WRITTEN EXERCISE
Return the whole listing, line for line, without the pictures in it.

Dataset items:
:::::

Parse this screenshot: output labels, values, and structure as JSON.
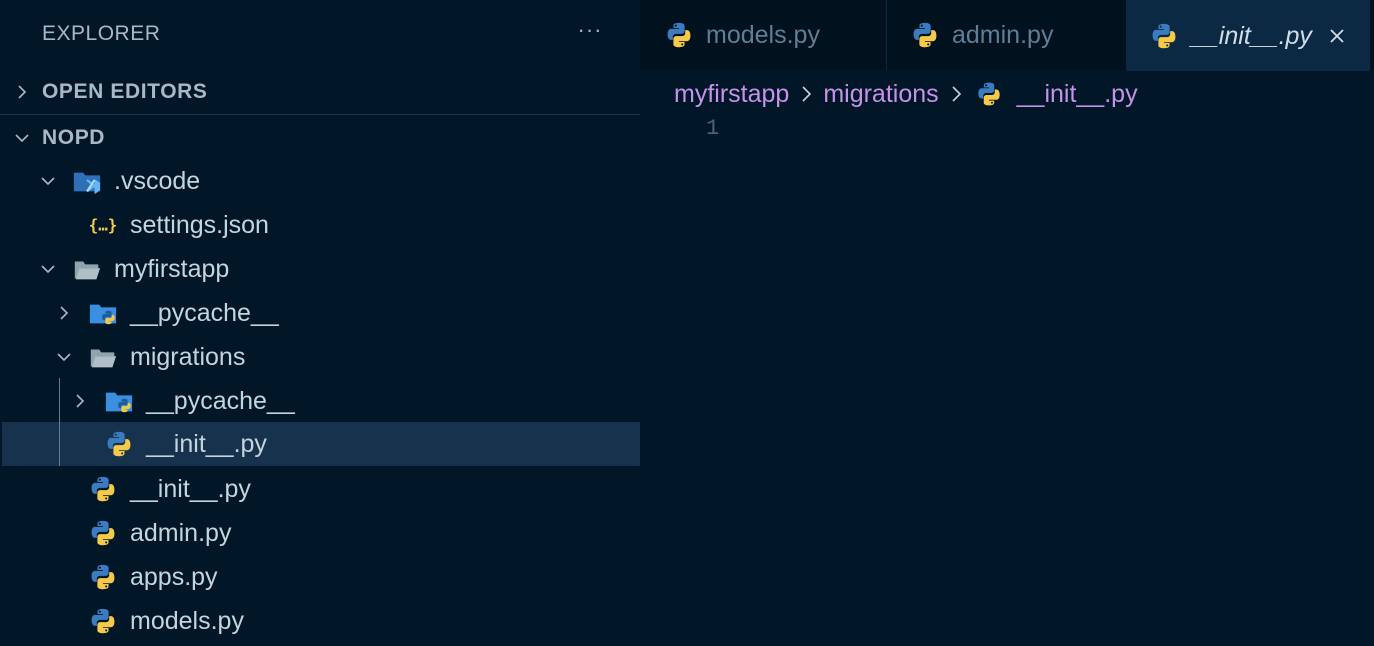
{
  "sidebar": {
    "title": "EXPLORER",
    "more_label": "···",
    "open_editors_label": "OPEN EDITORS",
    "root_label": "NOPD",
    "tree": [
      {
        "label": ".vscode",
        "icon": "vscode-folder-icon",
        "expanded": true
      },
      {
        "label": "settings.json",
        "icon": "json-file-icon"
      },
      {
        "label": "myfirstapp",
        "icon": "folder-open-icon",
        "expanded": true
      },
      {
        "label": "__pycache__",
        "icon": "python-folder-icon",
        "expanded": false
      },
      {
        "label": "migrations",
        "icon": "folder-open-icon",
        "expanded": true
      },
      {
        "label": "__pycache__",
        "icon": "python-folder-icon",
        "expanded": false
      },
      {
        "label": "__init__.py",
        "icon": "python-file-icon",
        "selected": true
      },
      {
        "label": "__init__.py",
        "icon": "python-file-icon"
      },
      {
        "label": "admin.py",
        "icon": "python-file-icon"
      },
      {
        "label": "apps.py",
        "icon": "python-file-icon"
      },
      {
        "label": "models.py",
        "icon": "python-file-icon"
      }
    ]
  },
  "tabs": [
    {
      "label": "models.py",
      "icon": "python-file-icon",
      "active": false
    },
    {
      "label": "admin.py",
      "icon": "python-file-icon",
      "active": false
    },
    {
      "label": "__init__.py",
      "icon": "python-file-icon",
      "active": true
    }
  ],
  "breadcrumb": {
    "parts": [
      "myfirstapp",
      "migrations"
    ],
    "file": "__init__.py"
  },
  "editor": {
    "line_numbers": [
      "1"
    ]
  },
  "colors": {
    "background": "#011627",
    "selection": "#16324d",
    "breadcrumb": "#c792ea",
    "python_blue": "#3b7bbf",
    "python_yellow": "#f7c948"
  }
}
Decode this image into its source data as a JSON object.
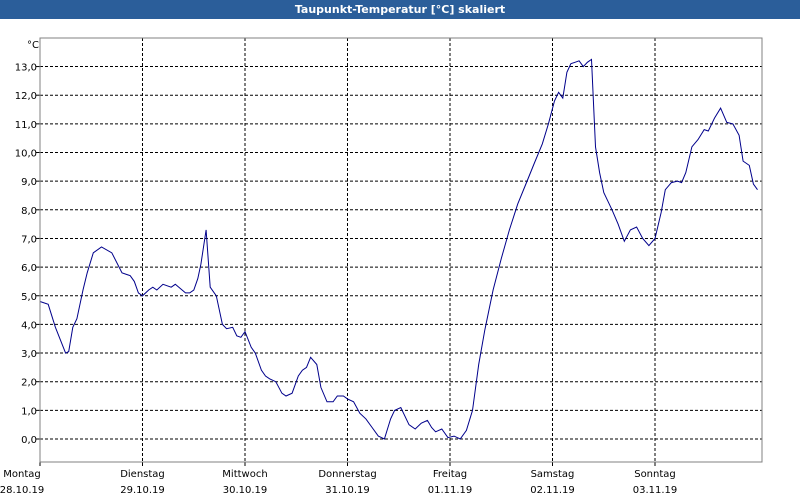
{
  "window": {
    "title": "Taupunkt-Temperatur [°C] skaliert"
  },
  "colors": {
    "titlebar": "#2b5e9a",
    "line": "#00008b",
    "grid": "#000000",
    "background": "#ffffff"
  },
  "chart_data": {
    "type": "line",
    "title": "Taupunkt-Temperatur [°C] skaliert",
    "ylabel": "°C",
    "ylim": [
      -0.8,
      13.9
    ],
    "yticks": [
      "13,0",
      "12,0",
      "11,0",
      "10,0",
      "9,0",
      "8,0",
      "7,0",
      "6,0",
      "5,0",
      "4,0",
      "3,0",
      "2,0",
      "1,0",
      "0,0"
    ],
    "xlim": [
      0,
      7
    ],
    "grid": true,
    "x_ticks": [
      {
        "day": "Montag",
        "date": "28.10.19"
      },
      {
        "day": "Dienstag",
        "date": "29.10.19"
      },
      {
        "day": "Mittwoch",
        "date": "30.10.19"
      },
      {
        "day": "Donnerstag",
        "date": "31.10.19"
      },
      {
        "day": "Freitag",
        "date": "01.11.19"
      },
      {
        "day": "Samstag",
        "date": "02.11.19"
      },
      {
        "day": "Sonntag",
        "date": "03.11.19"
      }
    ],
    "series": [
      {
        "x": [
          0,
          0.08,
          0.15,
          0.25,
          0.28,
          0.32,
          0.36,
          0.42,
          0.46,
          0.52,
          0.6,
          0.7,
          0.8,
          0.88,
          0.92,
          0.96,
          1.0,
          1.06,
          1.1,
          1.14,
          1.2,
          1.28,
          1.32,
          1.42,
          1.46,
          1.5,
          1.54,
          1.57,
          1.62,
          1.66,
          1.72,
          1.78,
          1.82,
          1.88,
          1.92,
          1.96,
          2.0,
          2.06,
          2.1,
          2.16,
          2.2,
          2.24,
          2.3,
          2.36,
          2.4,
          2.46,
          2.52,
          2.56,
          2.6,
          2.64,
          2.7,
          2.74,
          2.8,
          2.86,
          2.9,
          2.96,
          3.0,
          3.06,
          3.12,
          3.18,
          3.24,
          3.3,
          3.36,
          3.42,
          3.46,
          3.52,
          3.6,
          3.66,
          3.72,
          3.78,
          3.82,
          3.86,
          3.92,
          3.98,
          4.04,
          4.1,
          4.16,
          4.22,
          4.28,
          4.34,
          4.42,
          4.5,
          4.58,
          4.66,
          4.74,
          4.82,
          4.9,
          4.96,
          5.02,
          5.06,
          5.1,
          5.14,
          5.18,
          5.22,
          5.26,
          5.3,
          5.34,
          5.38,
          5.42,
          5.46,
          5.5,
          5.54,
          5.58,
          5.64,
          5.7,
          5.76,
          5.82,
          5.88,
          5.94,
          6.0,
          6.06,
          6.1,
          6.16,
          6.22,
          6.26,
          6.3,
          6.36,
          6.42,
          6.48,
          6.52,
          6.58,
          6.64,
          6.7,
          6.76,
          6.82,
          6.86,
          6.92,
          6.96,
          7.0
        ],
        "y": [
          4.8,
          4.7,
          3.9,
          3.0,
          3.05,
          3.9,
          4.2,
          5.2,
          5.8,
          6.5,
          6.7,
          6.5,
          5.8,
          5.7,
          5.5,
          5.1,
          5.0,
          5.2,
          5.3,
          5.2,
          5.4,
          5.3,
          5.4,
          5.1,
          5.1,
          5.2,
          5.6,
          6.1,
          7.3,
          5.3,
          5.0,
          4.0,
          3.85,
          3.9,
          3.6,
          3.55,
          3.75,
          3.2,
          3.0,
          2.4,
          2.2,
          2.1,
          2.0,
          1.6,
          1.5,
          1.6,
          2.2,
          2.4,
          2.5,
          2.85,
          2.6,
          1.8,
          1.3,
          1.3,
          1.5,
          1.5,
          1.4,
          1.3,
          0.9,
          0.7,
          0.4,
          0.1,
          0.0,
          0.7,
          1.0,
          1.1,
          0.5,
          0.35,
          0.55,
          0.65,
          0.4,
          0.25,
          0.35,
          0.05,
          0.1,
          0.0,
          0.3,
          1.0,
          2.6,
          3.8,
          5.2,
          6.3,
          7.3,
          8.2,
          8.9,
          9.6,
          10.3,
          11.0,
          11.8,
          12.1,
          11.9,
          12.8,
          13.1,
          13.15,
          13.2,
          13.0,
          13.15,
          13.25,
          10.2,
          9.3,
          8.6,
          8.3,
          8.0,
          7.5,
          6.9,
          7.3,
          7.4,
          7.0,
          6.75,
          7.0,
          7.9,
          8.7,
          8.95,
          9.0,
          8.95,
          9.3,
          10.2,
          10.45,
          10.8,
          10.75,
          11.2,
          11.55,
          11.05,
          11.0,
          10.6,
          9.7,
          9.55,
          8.9,
          8.7
        ]
      }
    ]
  }
}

:::::

TASK RESULT
Parse this screenshot: output labels, values, and structure as JSON.
{
  "sidebar": {
    "title": "EXPLORER",
    "more_label": "···",
    "open_editors_label": "OPEN EDITORS",
    "root_label": "NOPD",
    "tree": [
      {
        "label": ".vscode",
        "icon": "vscode-folder-icon",
        "expanded": true
      },
      {
        "label": "settings.json",
        "icon": "json-file-icon"
      },
      {
        "label": "myfirstapp",
        "icon": "folder-open-icon",
        "expanded": true
      },
      {
        "label": "__pycache__",
        "icon": "python-folder-icon",
        "expanded": false
      },
      {
        "label": "migrations",
        "icon": "folder-open-icon",
        "expanded": true
      },
      {
        "label": "__pycache__",
        "icon": "python-folder-icon",
        "expanded": false
      },
      {
        "label": "__init__.py",
        "icon": "python-file-icon",
        "selected": true
      },
      {
        "label": "__init__.py",
        "icon": "python-file-icon"
      },
      {
        "label": "admin.py",
        "icon": "python-file-icon"
      },
      {
        "label": "apps.py",
        "icon": "python-file-icon"
      },
      {
        "label": "models.py",
        "icon": "python-file-icon"
      }
    ]
  },
  "tabs": [
    {
      "label": "models.py",
      "icon": "python-file-icon",
      "active": false
    },
    {
      "label": "admin.py",
      "icon": "python-file-icon",
      "active": false
    },
    {
      "label": "__init__.py",
      "icon": "python-file-icon",
      "active": true
    }
  ],
  "breadcrumb": {
    "parts": [
      "myfirstapp",
      "migrations"
    ],
    "file": "__init__.py"
  },
  "editor": {
    "line_numbers": [
      "1"
    ]
  },
  "colors": {
    "background": "#011627",
    "selection": "#16324d",
    "breadcrumb": "#c792ea",
    "python_blue": "#3b7bbf",
    "python_yellow": "#f7c948"
  }
}
Decode this image into its source data as a JSON object.
{
  "window": {
    "title": "Taupunkt-Temperatur [°C] skaliert"
  },
  "colors": {
    "titlebar": "#2b5e9a",
    "line": "#00008b",
    "grid": "#000000",
    "background": "#ffffff"
  },
  "chart_data": {
    "type": "line",
    "title": "Taupunkt-Temperatur [°C] skaliert",
    "ylabel": "°C",
    "ylim": [
      -0.8,
      13.9
    ],
    "yticks": [
      "13,0",
      "12,0",
      "11,0",
      "10,0",
      "9,0",
      "8,0",
      "7,0",
      "6,0",
      "5,0",
      "4,0",
      "3,0",
      "2,0",
      "1,0",
      "0,0"
    ],
    "xlim": [
      0,
      7
    ],
    "grid": true,
    "x_ticks": [
      {
        "day": "Montag",
        "date": "28.10.19"
      },
      {
        "day": "Dienstag",
        "date": "29.10.19"
      },
      {
        "day": "Mittwoch",
        "date": "30.10.19"
      },
      {
        "day": "Donnerstag",
        "date": "31.10.19"
      },
      {
        "day": "Freitag",
        "date": "01.11.19"
      },
      {
        "day": "Samstag",
        "date": "02.11.19"
      },
      {
        "day": "Sonntag",
        "date": "03.11.19"
      }
    ],
    "series": [
      {
        "x": [
          0,
          0.08,
          0.15,
          0.25,
          0.28,
          0.32,
          0.36,
          0.42,
          0.46,
          0.52,
          0.6,
          0.7,
          0.8,
          0.88,
          0.92,
          0.96,
          1.0,
          1.06,
          1.1,
          1.14,
          1.2,
          1.28,
          1.32,
          1.42,
          1.46,
          1.5,
          1.54,
          1.57,
          1.62,
          1.66,
          1.72,
          1.78,
          1.82,
          1.88,
          1.92,
          1.96,
          2.0,
          2.06,
          2.1,
          2.16,
          2.2,
          2.24,
          2.3,
          2.36,
          2.4,
          2.46,
          2.52,
          2.56,
          2.6,
          2.64,
          2.7,
          2.74,
          2.8,
          2.86,
          2.9,
          2.96,
          3.0,
          3.06,
          3.12,
          3.18,
          3.24,
          3.3,
          3.36,
          3.42,
          3.46,
          3.52,
          3.6,
          3.66,
          3.72,
          3.78,
          3.82,
          3.86,
          3.92,
          3.98,
          4.04,
          4.1,
          4.16,
          4.22,
          4.28,
          4.34,
          4.42,
          4.5,
          4.58,
          4.66,
          4.74,
          4.82,
          4.9,
          4.96,
          5.02,
          5.06,
          5.1,
          5.14,
          5.18,
          5.22,
          5.26,
          5.3,
          5.34,
          5.38,
          5.42,
          5.46,
          5.5,
          5.54,
          5.58,
          5.64,
          5.7,
          5.76,
          5.82,
          5.88,
          5.94,
          6.0,
          6.06,
          6.1,
          6.16,
          6.22,
          6.26,
          6.3,
          6.36,
          6.42,
          6.48,
          6.52,
          6.58,
          6.64,
          6.7,
          6.76,
          6.82,
          6.86,
          6.92,
          6.96,
          7.0
        ],
        "y": [
          4.8,
          4.7,
          3.9,
          3.0,
          3.05,
          3.9,
          4.2,
          5.2,
          5.8,
          6.5,
          6.7,
          6.5,
          5.8,
          5.7,
          5.5,
          5.1,
          5.0,
          5.2,
          5.3,
          5.2,
          5.4,
          5.3,
          5.4,
          5.1,
          5.1,
          5.2,
          5.6,
          6.1,
          7.3,
          5.3,
          5.0,
          4.0,
          3.85,
          3.9,
          3.6,
          3.55,
          3.75,
          3.2,
          3.0,
          2.4,
          2.2,
          2.1,
          2.0,
          1.6,
          1.5,
          1.6,
          2.2,
          2.4,
          2.5,
          2.85,
          2.6,
          1.8,
          1.3,
          1.3,
          1.5,
          1.5,
          1.4,
          1.3,
          0.9,
          0.7,
          0.4,
          0.1,
          0.0,
          0.7,
          1.0,
          1.1,
          0.5,
          0.35,
          0.55,
          0.65,
          0.4,
          0.25,
          0.35,
          0.05,
          0.1,
          0.0,
          0.3,
          1.0,
          2.6,
          3.8,
          5.2,
          6.3,
          7.3,
          8.2,
          8.9,
          9.6,
          10.3,
          11.0,
          11.8,
          12.1,
          11.9,
          12.8,
          13.1,
          13.15,
          13.2,
          13.0,
          13.15,
          13.25,
          10.2,
          9.3,
          8.6,
          8.3,
          8.0,
          7.5,
          6.9,
          7.3,
          7.4,
          7.0,
          6.75,
          7.0,
          7.9,
          8.7,
          8.95,
          9.0,
          8.95,
          9.3,
          10.2,
          10.45,
          10.8,
          10.75,
          11.2,
          11.55,
          11.05,
          11.0,
          10.6,
          9.7,
          9.55,
          8.9,
          8.7
        ]
      }
    ]
  }
}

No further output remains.